══ Input ══

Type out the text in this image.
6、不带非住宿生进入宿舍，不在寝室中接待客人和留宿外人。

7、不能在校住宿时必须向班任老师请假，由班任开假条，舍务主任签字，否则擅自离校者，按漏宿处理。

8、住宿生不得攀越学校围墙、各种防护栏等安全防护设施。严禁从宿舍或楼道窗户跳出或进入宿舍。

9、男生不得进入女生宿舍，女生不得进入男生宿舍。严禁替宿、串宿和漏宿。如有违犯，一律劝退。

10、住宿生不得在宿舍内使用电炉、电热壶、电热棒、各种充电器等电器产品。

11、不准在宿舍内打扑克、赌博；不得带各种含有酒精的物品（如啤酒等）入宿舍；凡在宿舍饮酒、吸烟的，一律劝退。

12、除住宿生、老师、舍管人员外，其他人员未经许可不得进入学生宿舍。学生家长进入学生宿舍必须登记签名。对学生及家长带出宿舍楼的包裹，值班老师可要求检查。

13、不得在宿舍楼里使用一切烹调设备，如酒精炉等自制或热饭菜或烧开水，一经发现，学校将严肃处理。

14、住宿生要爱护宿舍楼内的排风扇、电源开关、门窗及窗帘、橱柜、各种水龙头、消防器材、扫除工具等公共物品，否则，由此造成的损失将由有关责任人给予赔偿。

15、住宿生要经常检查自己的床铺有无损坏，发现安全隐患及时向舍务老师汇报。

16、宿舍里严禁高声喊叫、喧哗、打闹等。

═══

Reproduce the listing in full. Keep it exactly as written.

*Response to this task*.
Type out the text in this image.
6、不带非住宿生进入宿舍，不在寝室中接待客人和留宿外人。

7、不能在校住宿时必须向班任老师请假，由班任开假条，舍务主任签字，否则擅自离校者，按漏宿处理。

8、住宿生不得攀越学校围墙、各种防护栏等安全防护设施。严禁从宿舍或楼道窗户跳出或进入宿舍。

9、男生不得进入女生宿舍，女生不得进入男生宿舍。严禁替宿、串宿和漏宿。如有违犯，一律劝退。

10、住宿生不得在宿舍内使用电炉、电热壶、电热棒、各种充电器等电器产品。

11、不准在宿舍内打扑克、赌博；不得带各种含有酒精的物品（如啤酒等）入宿舍；凡在宿舍饮酒、吸烟的，一律劝退。

12、除住宿生、老师、舍管人员外，其他人员未经许可不得进入学生宿舍。学生家长进入学生宿舍必须登记签名。对学生及家长带出宿舍楼的包裹，值班老师可要求检查。

13、不得在宿舍楼里使用一切烹调设备，如酒精炉等自制或热饭菜或烧开水，一经发现，学校将严肃处理。

14、住宿生要爱护宿舍楼内的排风扇、电源开关、门窗及窗帘、橱柜、各种水龙头、消防器材、扫除工具等公共物品，否则，由此造成的损失将由有关责任人给予赔偿。

15、住宿生要经常检查自己的床铺有无损坏，发现安全隐患及时向舍务老师汇报。

16、宿舍里严禁高声喊叫、喧哗、打闹等。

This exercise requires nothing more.